EXERCISE DESCRIPTION => Return each line of the entries that contains the string "button". Treat uppercase and lowercase letters as different.
* Begin DATA SHOWN *
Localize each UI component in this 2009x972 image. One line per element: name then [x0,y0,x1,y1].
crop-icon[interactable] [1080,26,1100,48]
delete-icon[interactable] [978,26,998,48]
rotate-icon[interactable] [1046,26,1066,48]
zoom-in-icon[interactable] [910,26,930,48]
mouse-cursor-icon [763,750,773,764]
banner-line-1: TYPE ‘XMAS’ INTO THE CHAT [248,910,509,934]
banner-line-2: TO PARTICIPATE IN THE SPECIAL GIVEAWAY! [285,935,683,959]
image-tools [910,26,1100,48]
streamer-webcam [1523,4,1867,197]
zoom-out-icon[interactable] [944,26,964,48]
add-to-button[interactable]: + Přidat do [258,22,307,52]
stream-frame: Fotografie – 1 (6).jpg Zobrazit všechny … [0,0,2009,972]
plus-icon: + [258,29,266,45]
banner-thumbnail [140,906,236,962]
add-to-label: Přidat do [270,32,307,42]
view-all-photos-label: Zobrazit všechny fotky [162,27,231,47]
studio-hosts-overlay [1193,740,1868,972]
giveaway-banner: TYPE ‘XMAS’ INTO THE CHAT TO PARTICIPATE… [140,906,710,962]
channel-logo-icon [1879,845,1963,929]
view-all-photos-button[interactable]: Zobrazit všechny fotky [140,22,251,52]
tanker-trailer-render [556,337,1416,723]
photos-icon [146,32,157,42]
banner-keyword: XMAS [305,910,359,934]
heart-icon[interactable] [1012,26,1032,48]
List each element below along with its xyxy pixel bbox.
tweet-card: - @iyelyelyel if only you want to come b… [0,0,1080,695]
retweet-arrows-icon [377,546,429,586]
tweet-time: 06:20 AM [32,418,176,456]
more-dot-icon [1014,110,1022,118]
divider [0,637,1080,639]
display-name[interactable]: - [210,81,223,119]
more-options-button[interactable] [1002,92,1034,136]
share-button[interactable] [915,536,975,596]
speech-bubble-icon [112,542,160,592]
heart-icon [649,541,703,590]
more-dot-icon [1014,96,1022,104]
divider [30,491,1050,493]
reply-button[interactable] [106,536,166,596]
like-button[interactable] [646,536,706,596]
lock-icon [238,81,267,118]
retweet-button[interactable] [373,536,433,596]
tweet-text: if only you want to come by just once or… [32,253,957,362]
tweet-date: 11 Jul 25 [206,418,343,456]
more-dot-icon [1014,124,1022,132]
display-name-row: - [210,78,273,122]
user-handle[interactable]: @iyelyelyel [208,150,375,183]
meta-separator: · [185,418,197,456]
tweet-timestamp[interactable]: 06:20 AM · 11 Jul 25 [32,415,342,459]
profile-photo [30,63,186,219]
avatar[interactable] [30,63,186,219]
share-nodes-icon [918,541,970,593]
* End DATA SHOWN *
FULL ANSWER =>
add-to-button[interactable]: + Přidat do [258,22,307,52]
view-all-photos-button[interactable]: Zobrazit všechny fotky [140,22,251,52]
more-options-button[interactable] [1002,92,1034,136]
share-button[interactable] [915,536,975,596]
reply-button[interactable] [106,536,166,596]
like-button[interactable] [646,536,706,596]
retweet-button[interactable] [373,536,433,596]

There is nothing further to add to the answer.